* BEGIN Data to process *

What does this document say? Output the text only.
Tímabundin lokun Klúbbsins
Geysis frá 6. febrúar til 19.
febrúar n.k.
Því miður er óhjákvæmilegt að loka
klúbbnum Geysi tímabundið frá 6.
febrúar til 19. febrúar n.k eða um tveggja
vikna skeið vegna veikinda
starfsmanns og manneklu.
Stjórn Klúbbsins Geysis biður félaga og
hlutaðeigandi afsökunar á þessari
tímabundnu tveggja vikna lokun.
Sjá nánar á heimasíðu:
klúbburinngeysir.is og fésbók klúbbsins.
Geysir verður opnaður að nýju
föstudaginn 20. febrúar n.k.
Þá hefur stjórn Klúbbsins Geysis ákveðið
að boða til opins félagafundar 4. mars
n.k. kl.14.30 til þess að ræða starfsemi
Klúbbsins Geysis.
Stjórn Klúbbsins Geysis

* END Data to process *
* BEGIN Data to process *

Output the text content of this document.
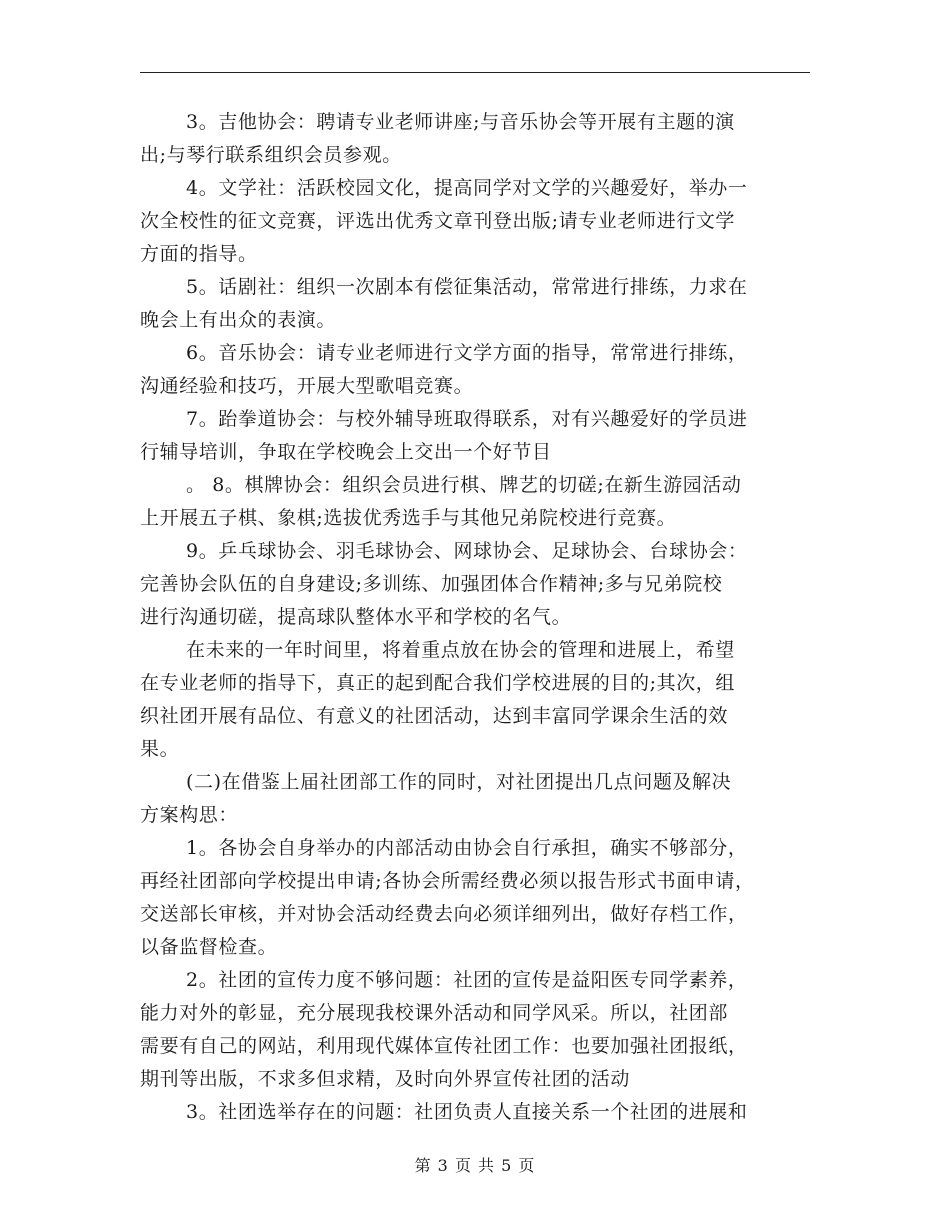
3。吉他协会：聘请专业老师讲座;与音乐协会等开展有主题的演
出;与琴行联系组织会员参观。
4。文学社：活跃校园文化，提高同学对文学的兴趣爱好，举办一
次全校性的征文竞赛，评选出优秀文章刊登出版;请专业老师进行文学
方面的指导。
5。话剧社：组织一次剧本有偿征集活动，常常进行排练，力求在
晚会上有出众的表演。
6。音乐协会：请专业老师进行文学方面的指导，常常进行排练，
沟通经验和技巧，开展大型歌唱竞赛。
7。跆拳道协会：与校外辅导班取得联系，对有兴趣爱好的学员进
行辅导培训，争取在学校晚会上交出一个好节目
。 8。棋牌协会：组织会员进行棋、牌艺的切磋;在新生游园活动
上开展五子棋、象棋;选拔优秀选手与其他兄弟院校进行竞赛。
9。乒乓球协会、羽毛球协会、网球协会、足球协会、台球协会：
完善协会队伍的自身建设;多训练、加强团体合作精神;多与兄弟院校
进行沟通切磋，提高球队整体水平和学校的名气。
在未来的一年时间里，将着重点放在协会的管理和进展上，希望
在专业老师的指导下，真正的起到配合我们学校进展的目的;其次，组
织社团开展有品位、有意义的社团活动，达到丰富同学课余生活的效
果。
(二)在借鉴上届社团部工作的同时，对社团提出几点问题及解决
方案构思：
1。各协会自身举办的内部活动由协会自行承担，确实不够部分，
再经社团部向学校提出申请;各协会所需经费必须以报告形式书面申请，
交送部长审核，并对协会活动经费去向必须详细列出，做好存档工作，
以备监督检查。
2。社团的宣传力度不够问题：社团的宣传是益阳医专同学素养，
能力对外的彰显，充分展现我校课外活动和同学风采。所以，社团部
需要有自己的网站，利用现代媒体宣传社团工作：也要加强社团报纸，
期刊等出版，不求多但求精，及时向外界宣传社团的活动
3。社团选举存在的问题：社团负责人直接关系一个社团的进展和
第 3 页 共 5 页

* END Data to process *
* BEGIN Data to process *

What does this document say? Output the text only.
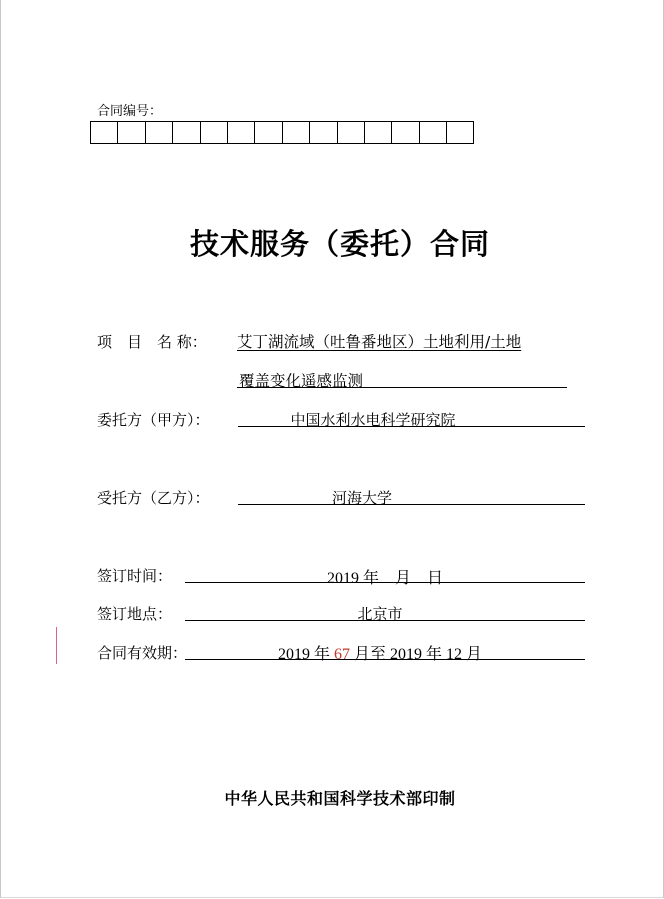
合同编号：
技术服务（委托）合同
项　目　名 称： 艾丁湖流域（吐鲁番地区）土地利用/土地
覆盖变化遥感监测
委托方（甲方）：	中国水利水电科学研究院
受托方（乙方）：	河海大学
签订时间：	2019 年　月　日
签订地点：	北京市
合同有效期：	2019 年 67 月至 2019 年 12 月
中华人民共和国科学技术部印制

* END Data to process *

Exercise goal: Of the lines in the entries above, how many include "常常进行排练"? Only the number should be given.

Answer to the task: 2